(Records from a collection of figures)
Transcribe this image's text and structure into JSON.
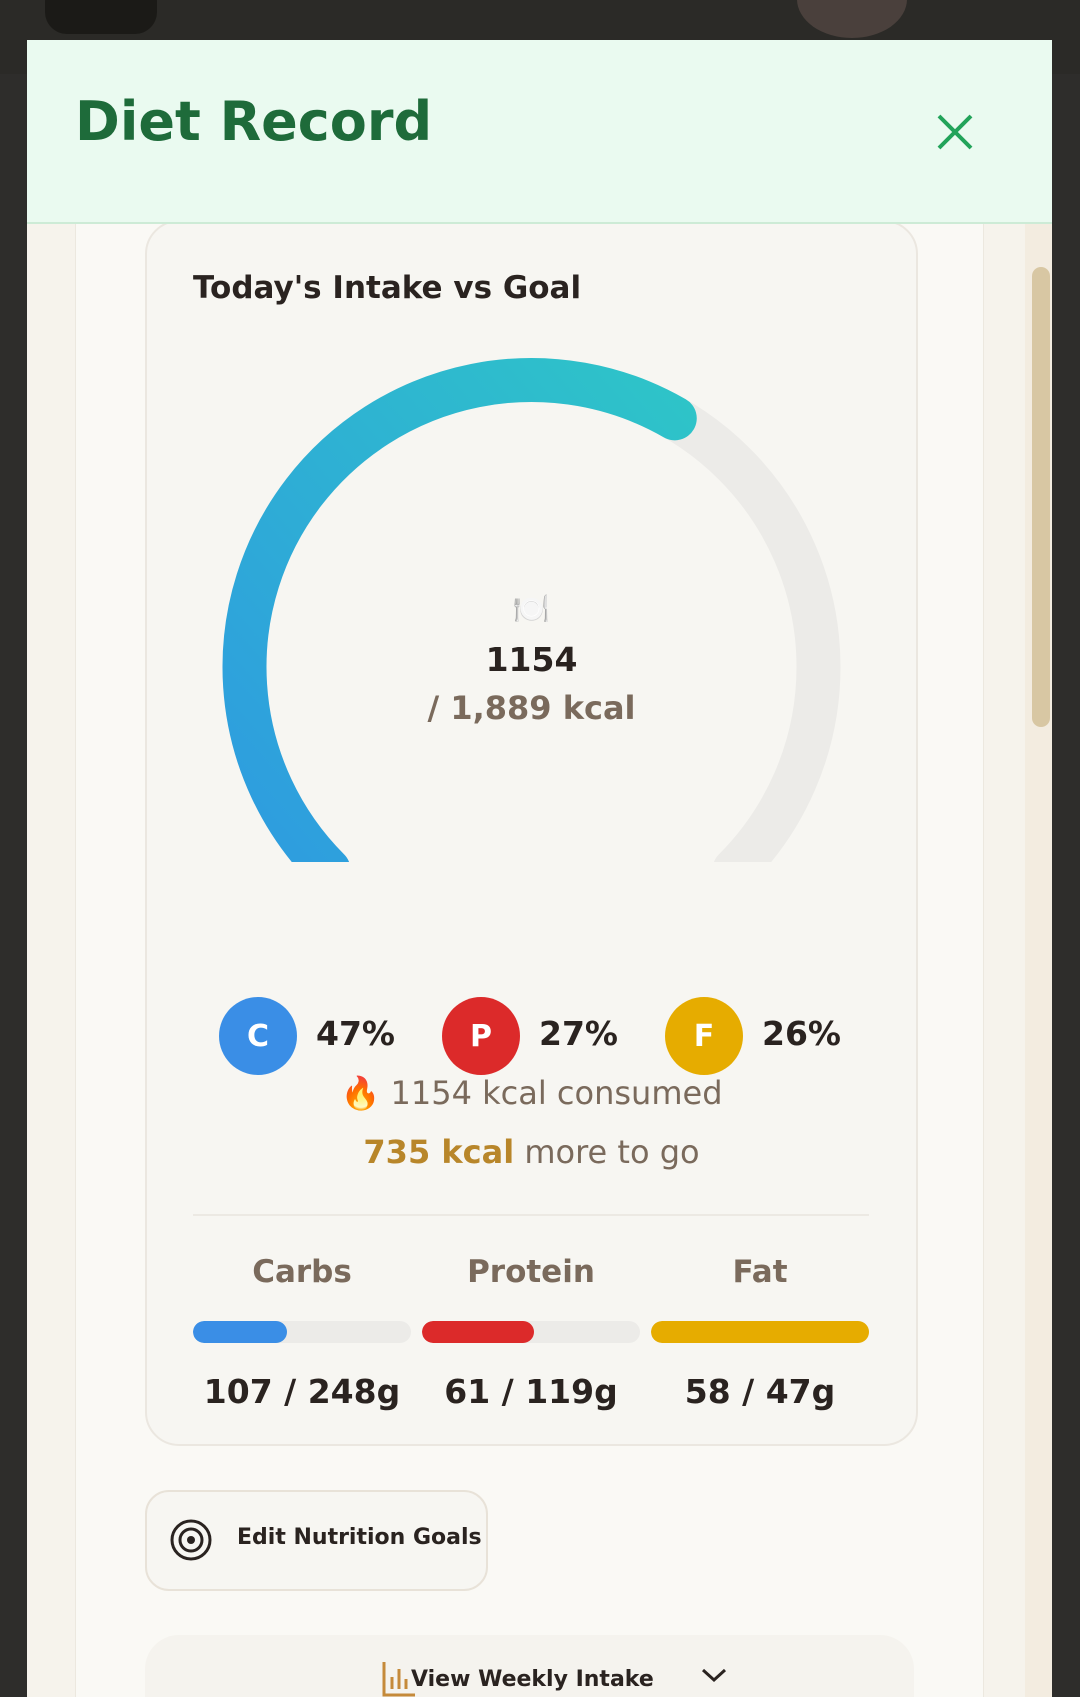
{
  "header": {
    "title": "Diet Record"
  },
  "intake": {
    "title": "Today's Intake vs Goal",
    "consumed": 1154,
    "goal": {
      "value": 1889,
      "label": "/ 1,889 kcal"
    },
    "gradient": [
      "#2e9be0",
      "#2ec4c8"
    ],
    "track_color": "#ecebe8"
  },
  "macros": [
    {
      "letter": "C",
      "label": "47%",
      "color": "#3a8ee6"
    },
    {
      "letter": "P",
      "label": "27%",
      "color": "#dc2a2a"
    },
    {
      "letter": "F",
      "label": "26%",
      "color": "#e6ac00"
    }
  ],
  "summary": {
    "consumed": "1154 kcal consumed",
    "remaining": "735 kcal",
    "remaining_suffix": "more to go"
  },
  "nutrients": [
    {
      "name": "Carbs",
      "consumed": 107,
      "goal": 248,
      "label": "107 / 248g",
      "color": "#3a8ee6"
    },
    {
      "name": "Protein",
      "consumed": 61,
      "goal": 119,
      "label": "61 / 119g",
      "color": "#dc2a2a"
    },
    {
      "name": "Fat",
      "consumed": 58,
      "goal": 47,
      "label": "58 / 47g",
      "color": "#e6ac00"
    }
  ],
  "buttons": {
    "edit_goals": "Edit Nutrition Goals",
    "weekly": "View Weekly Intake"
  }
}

§ Aim of the task
Tell how many lines above include the word "kcal". Give the number alone.

§ Exercise result
3